* [Task statement]: Return every line of the records below verbatim, with no pictures in the copy.

Bounding box prediction data
################
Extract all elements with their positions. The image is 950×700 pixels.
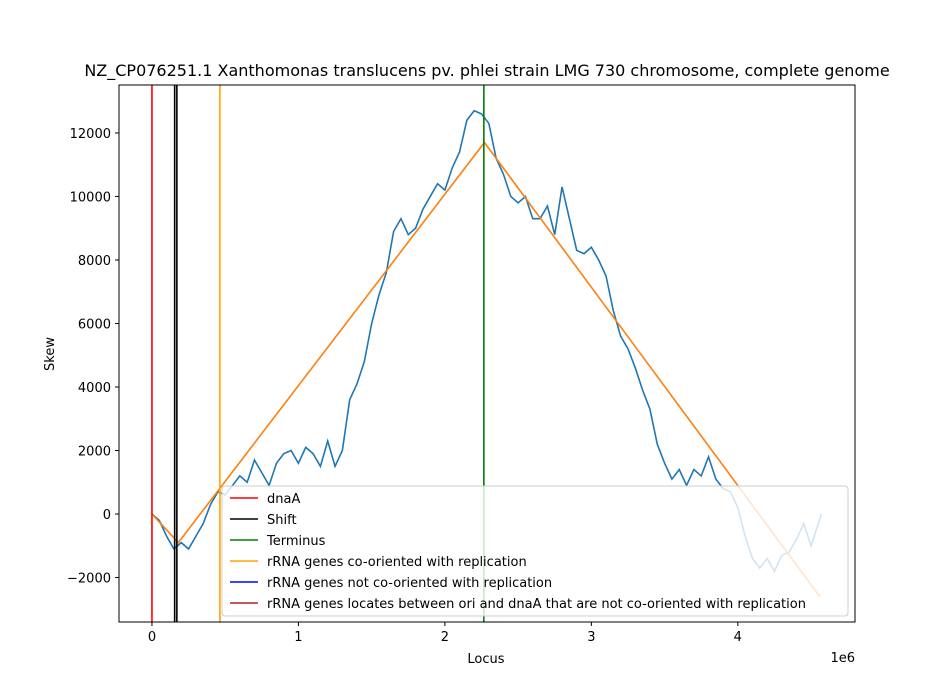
- x-tick-label: 1: [294, 630, 302, 645]
- line-series: [151, 109, 823, 573]
- x-tick-label: 3: [587, 630, 595, 645]
- chart-title: NZ_CP076251.1 Xanthomonas translucens pv…: [84, 61, 889, 81]
- x-tick-label: 2: [441, 630, 449, 645]
- y-tick-label: 12000: [70, 127, 111, 142]
- x-offset-label: 1e6: [830, 651, 855, 666]
- x-axis-label: Locus: [467, 652, 504, 667]
- x-tick-label: 0: [148, 630, 156, 645]
- y-tick-label: 6000: [78, 317, 111, 332]
- y-tick-label: 10000: [70, 190, 111, 205]
- legend-label: rRNA genes co-oriented with replication: [267, 555, 527, 570]
- legend-label: rRNA genes locates between ori and dnaA …: [267, 597, 806, 612]
- plot-frame: [118, 84, 856, 623]
- legend-box: [221, 485, 849, 617]
- legend-label: Terminus: [266, 534, 326, 549]
- legend-label: rRNA genes not co-oriented with replicat…: [267, 576, 552, 591]
- legend-label: Shift: [267, 513, 297, 528]
- y-tick-label: 8000: [78, 254, 111, 269]
- line-series: [151, 141, 821, 598]
- y-tick-label: 4000: [78, 381, 111, 396]
- y-tick-label: −2000: [67, 572, 111, 587]
- y-tick-label: 0: [103, 508, 111, 523]
- y-tick-label: 2000: [78, 445, 111, 460]
- plot-area: [151, 85, 823, 622]
- legend: dnaA Shift Terminus rRNA genes co-oriented …: [221, 485, 849, 617]
- legend-label: dnaA: [267, 492, 300, 507]
- y-axis-label: Skew: [43, 337, 58, 371]
- x-tick-label: 4: [734, 630, 742, 645]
################
* [Task result]:
Extract all elements with their positions. The image is 950×700 pixels.
- x-tick-label: 1: [294, 630, 302, 645]
- line-series: [151, 109, 823, 573]
- x-tick-label: 3: [587, 630, 595, 645]
- chart-title: NZ_CP076251.1 Xanthomonas translucens pv…: [84, 61, 889, 81]
- x-tick-label: 2: [441, 630, 449, 645]
- y-tick-label: 12000: [70, 127, 111, 142]
- x-offset-label: 1e6: [830, 651, 855, 666]
- x-axis-label: Locus: [467, 652, 504, 667]
- x-tick-label: 0: [148, 630, 156, 645]
- y-tick-label: 6000: [78, 317, 111, 332]
- y-tick-label: 10000: [70, 190, 111, 205]
- legend-label: rRNA genes co-oriented with replication: [267, 555, 527, 570]
- legend-label: rRNA genes locates between ori and dnaA …: [267, 597, 806, 612]
- plot-frame: [118, 84, 856, 623]
- legend-box: [221, 485, 849, 617]
- legend-label: Terminus: [266, 534, 326, 549]
- legend-label: rRNA genes not co-oriented with replicat…: [267, 576, 552, 591]
- legend-label: Shift: [267, 513, 297, 528]
- y-tick-label: 8000: [78, 254, 111, 269]
- line-series: [151, 141, 821, 598]
- y-tick-label: 4000: [78, 381, 111, 396]
- y-tick-label: −2000: [67, 572, 111, 587]
- y-tick-label: 0: [103, 508, 111, 523]
- y-tick-label: 2000: [78, 445, 111, 460]
- plot-area: [151, 85, 823, 622]
- legend: dnaA Shift Terminus rRNA genes co-oriented …: [221, 485, 849, 617]
- legend-label: dnaA: [267, 492, 300, 507]
- y-axis-label: Skew: [43, 337, 58, 371]
- x-tick-label: 4: [734, 630, 742, 645]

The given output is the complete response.